Aim:
Below are the records. Gather each line that holds "ylabel".

Data to use:
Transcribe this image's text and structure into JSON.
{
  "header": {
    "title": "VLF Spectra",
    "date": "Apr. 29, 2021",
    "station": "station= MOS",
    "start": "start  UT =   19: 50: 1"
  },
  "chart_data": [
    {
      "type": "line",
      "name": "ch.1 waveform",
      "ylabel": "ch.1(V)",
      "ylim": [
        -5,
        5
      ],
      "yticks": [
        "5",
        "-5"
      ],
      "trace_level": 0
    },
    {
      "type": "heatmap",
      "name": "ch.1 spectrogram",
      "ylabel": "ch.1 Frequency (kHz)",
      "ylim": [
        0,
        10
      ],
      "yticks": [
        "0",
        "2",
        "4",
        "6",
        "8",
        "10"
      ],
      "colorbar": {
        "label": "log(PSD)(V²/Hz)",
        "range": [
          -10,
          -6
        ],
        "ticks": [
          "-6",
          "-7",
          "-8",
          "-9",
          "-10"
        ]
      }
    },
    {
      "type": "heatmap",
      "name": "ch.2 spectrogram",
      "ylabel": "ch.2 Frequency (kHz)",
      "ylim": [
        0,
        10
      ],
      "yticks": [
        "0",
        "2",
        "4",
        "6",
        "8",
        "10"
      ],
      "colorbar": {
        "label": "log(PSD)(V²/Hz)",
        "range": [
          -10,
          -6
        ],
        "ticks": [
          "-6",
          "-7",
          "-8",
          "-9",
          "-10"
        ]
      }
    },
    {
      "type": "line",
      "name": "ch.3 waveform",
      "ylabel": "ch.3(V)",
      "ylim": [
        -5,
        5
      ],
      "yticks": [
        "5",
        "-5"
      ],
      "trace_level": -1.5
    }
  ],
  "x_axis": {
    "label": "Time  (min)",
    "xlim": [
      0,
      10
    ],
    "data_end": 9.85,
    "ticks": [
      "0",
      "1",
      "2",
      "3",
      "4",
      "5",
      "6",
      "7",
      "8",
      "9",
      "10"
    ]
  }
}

Task response:
      "ylabel": "ch.1(V)",
      "ylabel": "ch.1 Frequency (kHz)",
      "ylabel": "ch.2 Frequency (kHz)",
      "ylabel": "ch.3(V)",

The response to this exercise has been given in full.